Short exercise — Make an exact copy of all the entries, with the pictures left out.

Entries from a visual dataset
'''

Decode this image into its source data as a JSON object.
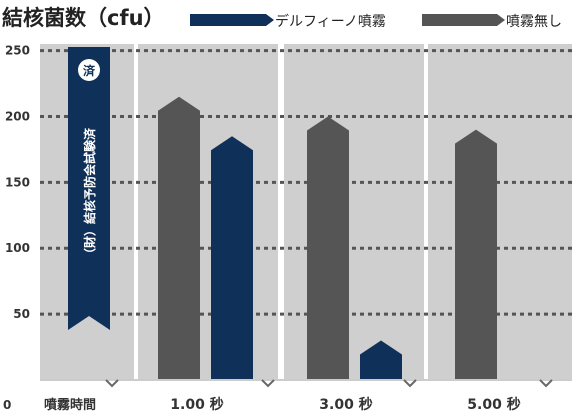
{
  "colors": {
    "series_spray": "#0f3159",
    "series_none": "#555555",
    "panel": "#cfcfcf",
    "gridline": "#555555",
    "banner": "#0f3159"
  },
  "chart_data": {
    "type": "bar",
    "title": "結核菌数（cfu）",
    "xlabel": "噴霧時間",
    "ylabel": "",
    "categories": [
      "1.00 秒",
      "3.00 秒",
      "5.00 秒"
    ],
    "series": [
      {
        "name": "噴霧無し",
        "values": [
          215,
          200,
          190
        ]
      },
      {
        "name": "デルフィーノ噴霧",
        "values": [
          185,
          30,
          0
        ]
      }
    ],
    "ylim": [
      0,
      255
    ],
    "yticks": [
      250,
      200,
      150,
      100,
      50
    ],
    "origin_label": "0",
    "grid": true,
    "legend_position": "top-right",
    "legend_order": [
      "デルフィーノ噴霧",
      "噴霧無し"
    ]
  },
  "banner": {
    "seal": "済",
    "text": "（財）結核予防会試験済"
  }
}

'''

Exercise answer —
Decode this image into its source data as a JSON object.
{
  "colors": {
    "series_spray": "#0f3159",
    "series_none": "#555555",
    "panel": "#cfcfcf",
    "gridline": "#555555",
    "banner": "#0f3159"
  },
  "chart_data": {
    "type": "bar",
    "title": "結核菌数（cfu）",
    "xlabel": "噴霧時間",
    "ylabel": "",
    "categories": [
      "1.00 秒",
      "3.00 秒",
      "5.00 秒"
    ],
    "series": [
      {
        "name": "噴霧無し",
        "values": [
          215,
          200,
          190
        ]
      },
      {
        "name": "デルフィーノ噴霧",
        "values": [
          185,
          30,
          0
        ]
      }
    ],
    "ylim": [
      0,
      255
    ],
    "yticks": [
      250,
      200,
      150,
      100,
      50
    ],
    "origin_label": "0",
    "grid": true,
    "legend_position": "top-right",
    "legend_order": [
      "デルフィーノ噴霧",
      "噴霧無し"
    ]
  },
  "banner": {
    "seal": "済",
    "text": "（財）結核予防会試験済"
  }
}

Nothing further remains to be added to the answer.